Exercise aim: Report the number of lines that hold the string "JSON". Leave out any other text.
begin Available records
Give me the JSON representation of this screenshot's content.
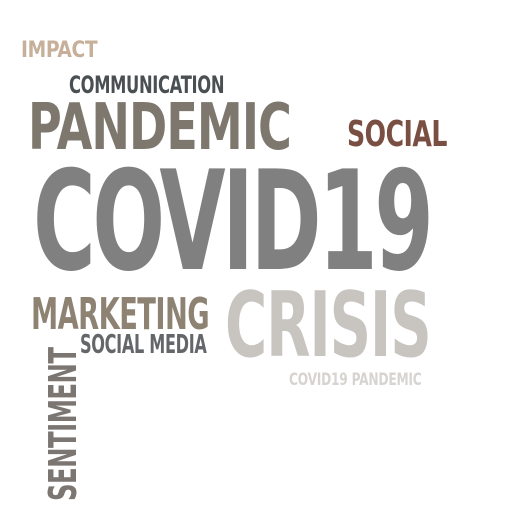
{
  "word_cloud": {
    "words": [
      {
        "text": "IMPACT",
        "color": "#c6b09a"
      },
      {
        "text": "COMMUNICATION",
        "color": "#4a4f51"
      },
      {
        "text": "PANDEMIC",
        "color": "#7d776d"
      },
      {
        "text": "SOCIAL",
        "color": "#7a4f43"
      },
      {
        "text": "COVID19",
        "color": "#808080"
      },
      {
        "text": "MARKETING",
        "color": "#8e8373"
      },
      {
        "text": "CRISIS",
        "color": "#c8c5c1"
      },
      {
        "text": "SOCIAL MEDIA",
        "color": "#64676a"
      },
      {
        "text": "COVID19 PANDEMIC",
        "color": "#d7d4d0"
      },
      {
        "text": "SENTIMENT",
        "color": "#7c7672"
      }
    ]
  }
}
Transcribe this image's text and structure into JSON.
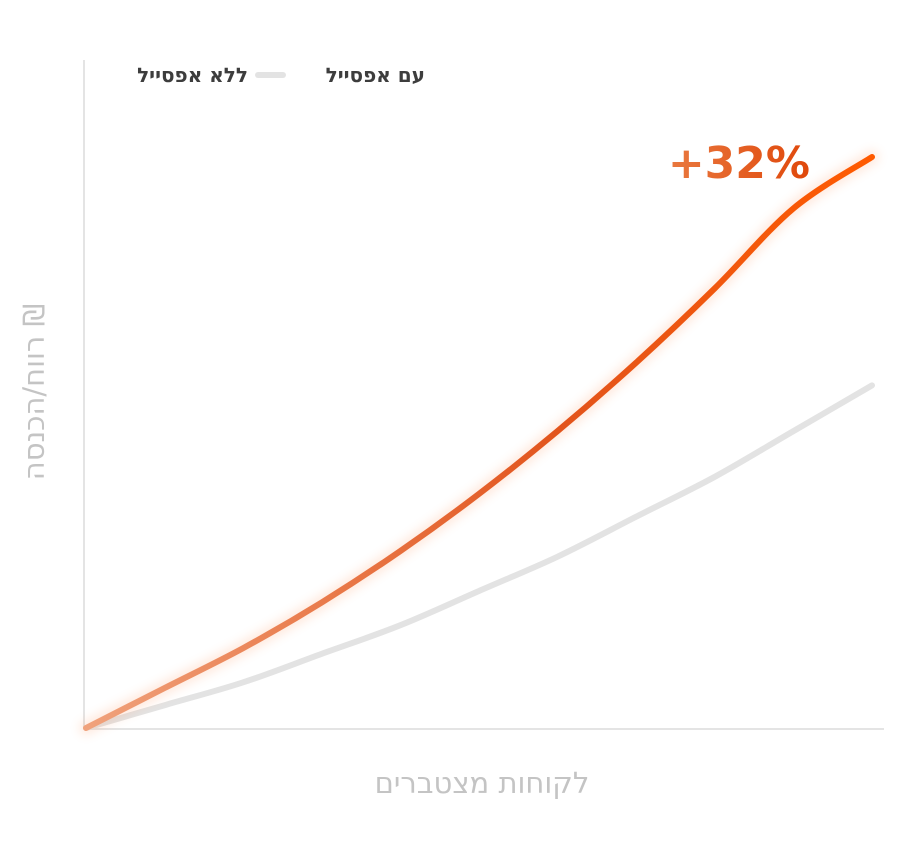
{
  "chart_data": {
    "type": "line",
    "title": "",
    "xlabel": "לקוחות מצטברים",
    "ylabel": "רווח/הכנסה ₪",
    "xlim": [
      0,
      1
    ],
    "ylim": [
      0,
      1
    ],
    "x_ticks": [],
    "y_ticks": [],
    "grid": false,
    "legend_position": "top-left",
    "series": [
      {
        "name": "עם אפסייל",
        "color": "#ff5500",
        "x": [
          0,
          0.1,
          0.2,
          0.3,
          0.4,
          0.5,
          0.6,
          0.7,
          0.8,
          0.9,
          1.0
        ],
        "y": [
          0,
          0.07,
          0.14,
          0.22,
          0.31,
          0.41,
          0.52,
          0.64,
          0.77,
          0.91,
          1.0
        ]
      },
      {
        "name": "ללא אפסייל",
        "color": "#e3e3e3",
        "x": [
          0,
          0.1,
          0.2,
          0.3,
          0.4,
          0.5,
          0.6,
          0.7,
          0.8,
          0.9,
          1.0
        ],
        "y": [
          0,
          0.04,
          0.08,
          0.13,
          0.18,
          0.24,
          0.3,
          0.37,
          0.44,
          0.52,
          0.6
        ]
      }
    ],
    "annotations": [
      {
        "text": "+32%",
        "color": "#e8500f"
      }
    ]
  }
}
end Available records
Solution to this problem: 2